→ **Problem to solve**
Repeat each record exactly as written, and drop any images.

Saved entries
• • • • •
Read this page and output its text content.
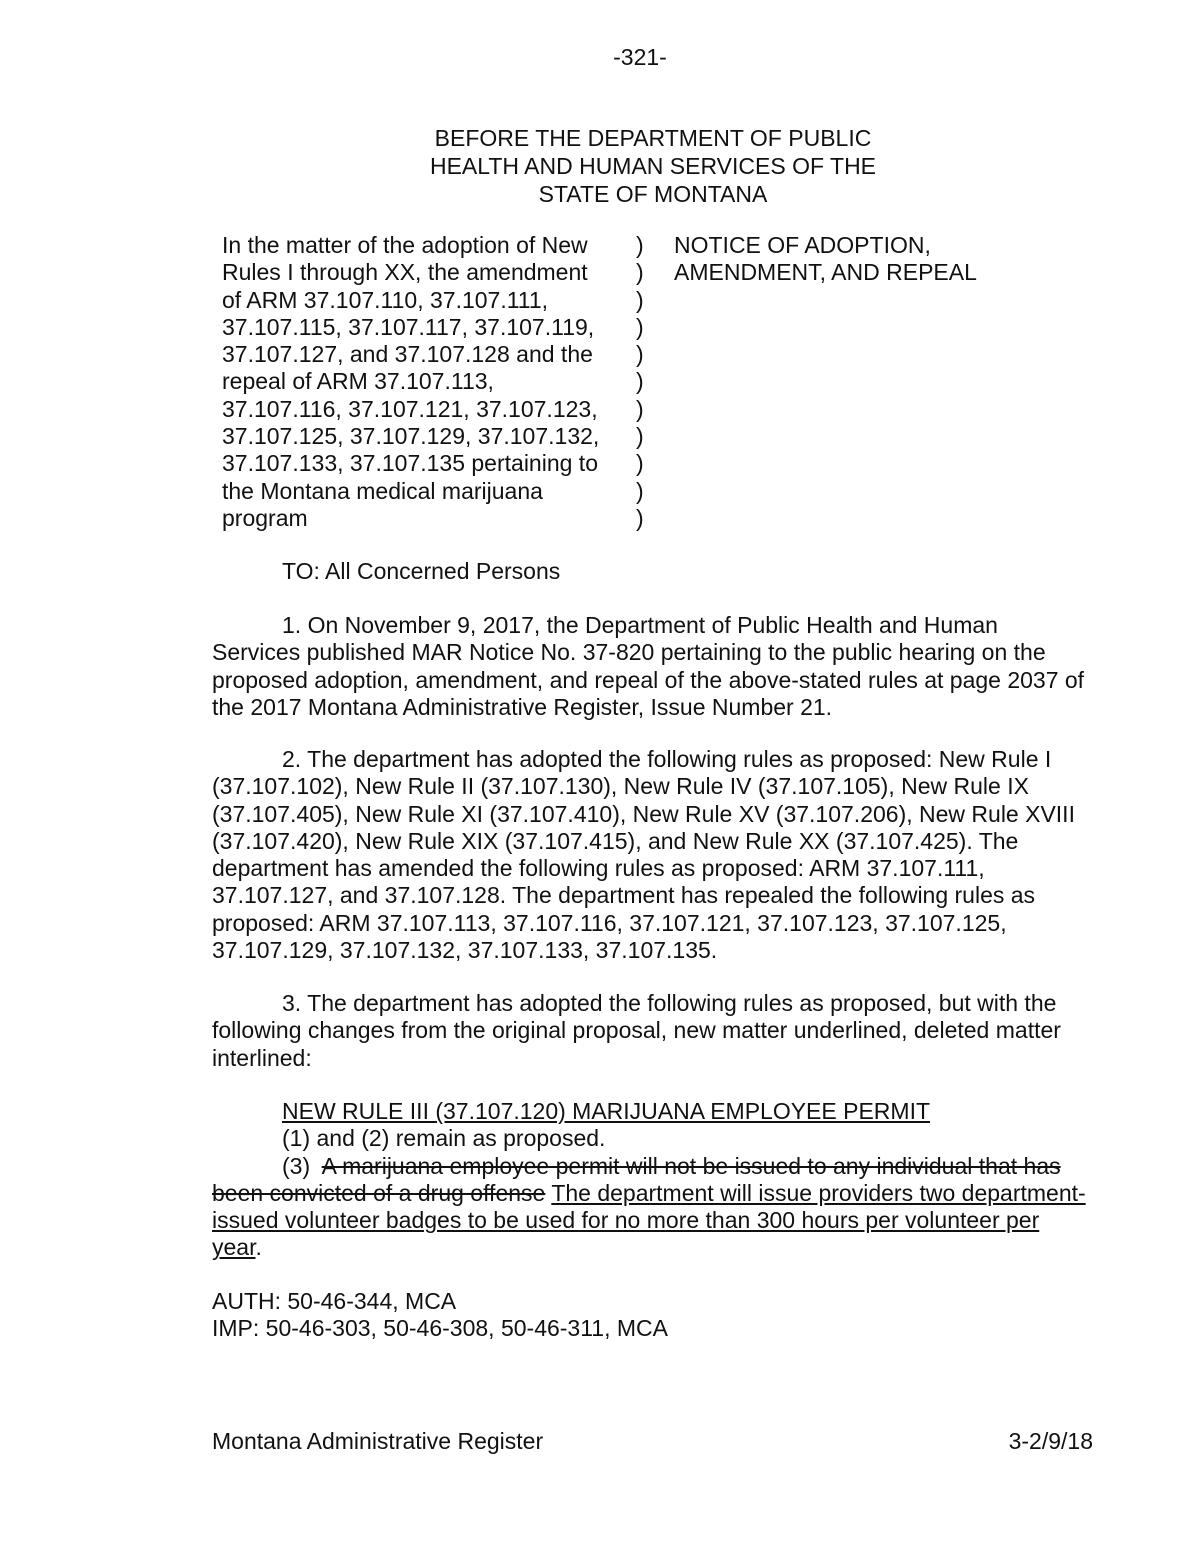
-321-
BEFORE THE DEPARTMENT OF PUBLIC
HEALTH AND HUMAN SERVICES OF THE
STATE OF MONTANA
In the matter of the adoption of New
Rules I through XX, the amendment
of ARM 37.107.110, 37.107.111,
37.107.115, 37.107.117, 37.107.119,
37.107.127, and 37.107.128 and the
repeal of ARM 37.107.113,
37.107.116, 37.107.121, 37.107.123,
37.107.125, 37.107.129, 37.107.132,
37.107.133, 37.107.135 pertaining to
the Montana medical marijuana
program
)
)
)
)
)
)
)
)
)
)
)
NOTICE OF ADOPTION,
AMENDMENT, AND REPEAL
TO: All Concerned Persons

1. On November 9, 2017, the Department of Public Health and Human Services published MAR Notice No. 37-820 pertaining to the public hearing on the proposed adoption, amendment, and repeal of the above-stated rules at page 2037 of the 2017 Montana Administrative Register, Issue Number 21.

2. The department has adopted the following rules as proposed: New Rule I (37.107.102), New Rule II (37.107.130), New Rule IV (37.107.105), New Rule IX (37.107.405), New Rule XI (37.107.410), New Rule XV (37.107.206), New Rule XVIII (37.107.420), New Rule XIX (37.107.415), and New Rule XX (37.107.425). The department has amended the following rules as proposed: ARM 37.107.111, 37.107.127, and 37.107.128. The department has repealed the following rules as proposed: ARM 37.107.113, 37.107.116, 37.107.121, 37.107.123, 37.107.125, 37.107.129, 37.107.132, 37.107.133, 37.107.135.

3. The department has adopted the following rules as proposed, but with the following changes from the original proposal, new matter underlined, deleted matter interlined:

NEW RULE III (37.107.120) MARIJUANA EMPLOYEE PERMIT
(1) and (2) remain as proposed.
(3) A marijuana employee permit will not be issued to any individual that has been convicted of a drug offense The department will issue providers two department-issued volunteer badges to be used for no more than 300 hours per volunteer per year.
AUTH: 50-46-344, MCA
IMP: 50-46-303, 50-46-308, 50-46-311, MCA
Montana Administrative Register	3-2/9/18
• • • • •
→ **In response**
Read this page and output its text content.
-321-
BEFORE THE DEPARTMENT OF PUBLIC
HEALTH AND HUMAN SERVICES OF THE
STATE OF MONTANA
In the matter of the adoption of New
Rules I through XX, the amendment
of ARM 37.107.110, 37.107.111,
37.107.115, 37.107.117, 37.107.119,
37.107.127, and 37.107.128 and the
repeal of ARM 37.107.113,
37.107.116, 37.107.121, 37.107.123,
37.107.125, 37.107.129, 37.107.132,
37.107.133, 37.107.135 pertaining to
the Montana medical marijuana
program
)
)
)
)
)
)
)
)
)
)
)
NOTICE OF ADOPTION,
AMENDMENT, AND REPEAL
TO: All Concerned Persons

1. On November 9, 2017, the Department of Public Health and Human Services published MAR Notice No. 37-820 pertaining to the public hearing on the proposed adoption, amendment, and repeal of the above-stated rules at page 2037 of the 2017 Montana Administrative Register, Issue Number 21.

2. The department has adopted the following rules as proposed: New Rule I (37.107.102), New Rule II (37.107.130), New Rule IV (37.107.105), New Rule IX (37.107.405), New Rule XI (37.107.410), New Rule XV (37.107.206), New Rule XVIII (37.107.420), New Rule XIX (37.107.415), and New Rule XX (37.107.425). The department has amended the following rules as proposed: ARM 37.107.111, 37.107.127, and 37.107.128. The department has repealed the following rules as proposed: ARM 37.107.113, 37.107.116, 37.107.121, 37.107.123, 37.107.125, 37.107.129, 37.107.132, 37.107.133, 37.107.135.

3. The department has adopted the following rules as proposed, but with the following changes from the original proposal, new matter underlined, deleted matter interlined:

NEW RULE III (37.107.120) MARIJUANA EMPLOYEE PERMIT
(1) and (2) remain as proposed.
(3) A marijuana employee permit will not be issued to any individual that has been convicted of a drug offense The department will issue providers two department-issued volunteer badges to be used for no more than 300 hours per volunteer per year.
AUTH: 50-46-344, MCA
IMP: 50-46-303, 50-46-308, 50-46-311, MCA
Montana Administrative Register	3-2/9/18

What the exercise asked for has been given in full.